(Excerpt from a dataset)
•••
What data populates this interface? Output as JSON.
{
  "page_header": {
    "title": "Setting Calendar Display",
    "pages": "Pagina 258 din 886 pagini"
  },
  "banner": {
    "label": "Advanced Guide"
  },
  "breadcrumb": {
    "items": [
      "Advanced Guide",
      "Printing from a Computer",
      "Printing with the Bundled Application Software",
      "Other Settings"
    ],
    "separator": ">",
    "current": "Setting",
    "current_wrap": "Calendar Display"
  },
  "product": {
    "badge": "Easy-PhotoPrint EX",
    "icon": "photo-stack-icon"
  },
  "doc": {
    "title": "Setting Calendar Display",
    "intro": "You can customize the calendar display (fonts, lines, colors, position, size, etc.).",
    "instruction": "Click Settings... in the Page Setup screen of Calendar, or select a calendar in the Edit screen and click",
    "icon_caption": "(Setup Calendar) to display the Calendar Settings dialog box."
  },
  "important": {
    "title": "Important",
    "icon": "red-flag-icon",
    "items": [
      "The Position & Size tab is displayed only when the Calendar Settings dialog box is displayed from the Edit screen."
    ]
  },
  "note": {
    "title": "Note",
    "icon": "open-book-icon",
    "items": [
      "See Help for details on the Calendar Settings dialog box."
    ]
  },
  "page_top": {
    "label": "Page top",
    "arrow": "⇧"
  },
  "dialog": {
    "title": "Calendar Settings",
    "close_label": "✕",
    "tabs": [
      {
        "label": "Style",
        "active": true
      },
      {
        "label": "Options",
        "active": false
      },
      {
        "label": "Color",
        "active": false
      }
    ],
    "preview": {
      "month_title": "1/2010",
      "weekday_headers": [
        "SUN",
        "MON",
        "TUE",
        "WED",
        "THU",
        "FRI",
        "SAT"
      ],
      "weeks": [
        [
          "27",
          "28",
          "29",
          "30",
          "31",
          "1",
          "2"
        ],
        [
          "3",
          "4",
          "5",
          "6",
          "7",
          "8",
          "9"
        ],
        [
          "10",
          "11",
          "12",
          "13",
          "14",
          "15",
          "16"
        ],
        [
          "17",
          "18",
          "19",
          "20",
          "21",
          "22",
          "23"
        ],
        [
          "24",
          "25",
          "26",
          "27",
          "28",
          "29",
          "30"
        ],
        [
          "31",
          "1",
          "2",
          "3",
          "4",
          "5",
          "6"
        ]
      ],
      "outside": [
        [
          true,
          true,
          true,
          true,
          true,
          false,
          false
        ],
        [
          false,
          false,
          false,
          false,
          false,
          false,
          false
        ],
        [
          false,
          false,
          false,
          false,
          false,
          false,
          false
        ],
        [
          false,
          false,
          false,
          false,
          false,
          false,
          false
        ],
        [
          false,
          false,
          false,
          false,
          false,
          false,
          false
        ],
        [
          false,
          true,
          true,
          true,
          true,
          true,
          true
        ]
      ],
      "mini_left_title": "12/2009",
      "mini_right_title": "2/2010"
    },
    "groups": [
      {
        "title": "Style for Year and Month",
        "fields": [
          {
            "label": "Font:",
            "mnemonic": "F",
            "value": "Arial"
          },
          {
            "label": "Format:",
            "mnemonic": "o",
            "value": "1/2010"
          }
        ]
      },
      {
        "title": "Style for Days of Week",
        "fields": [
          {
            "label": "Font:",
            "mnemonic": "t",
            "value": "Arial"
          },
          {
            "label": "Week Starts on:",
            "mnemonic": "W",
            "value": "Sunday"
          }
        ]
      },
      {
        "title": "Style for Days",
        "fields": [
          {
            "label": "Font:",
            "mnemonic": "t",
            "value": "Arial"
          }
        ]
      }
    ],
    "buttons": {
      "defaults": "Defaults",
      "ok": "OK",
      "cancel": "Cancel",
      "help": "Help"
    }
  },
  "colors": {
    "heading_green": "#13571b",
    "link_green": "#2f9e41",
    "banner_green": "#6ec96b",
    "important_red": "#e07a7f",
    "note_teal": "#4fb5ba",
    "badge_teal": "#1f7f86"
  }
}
•••
Gather all the lines that include the word "Settings" and copy them out.

      "Other Settings"
    "instruction": "Click Settings... in the Page Setup screen of Calendar, or select a calendar in the Edit screen and click",
    "icon_caption": "(Setup Calendar) to display the Calendar Settings dialog box."
      "The Position & Size tab is displayed only when the Calendar Settings dialog box is displayed from the Edit screen."
      "See Help for details on the Calendar Settings dialog box."
    "title": "Calendar Settings",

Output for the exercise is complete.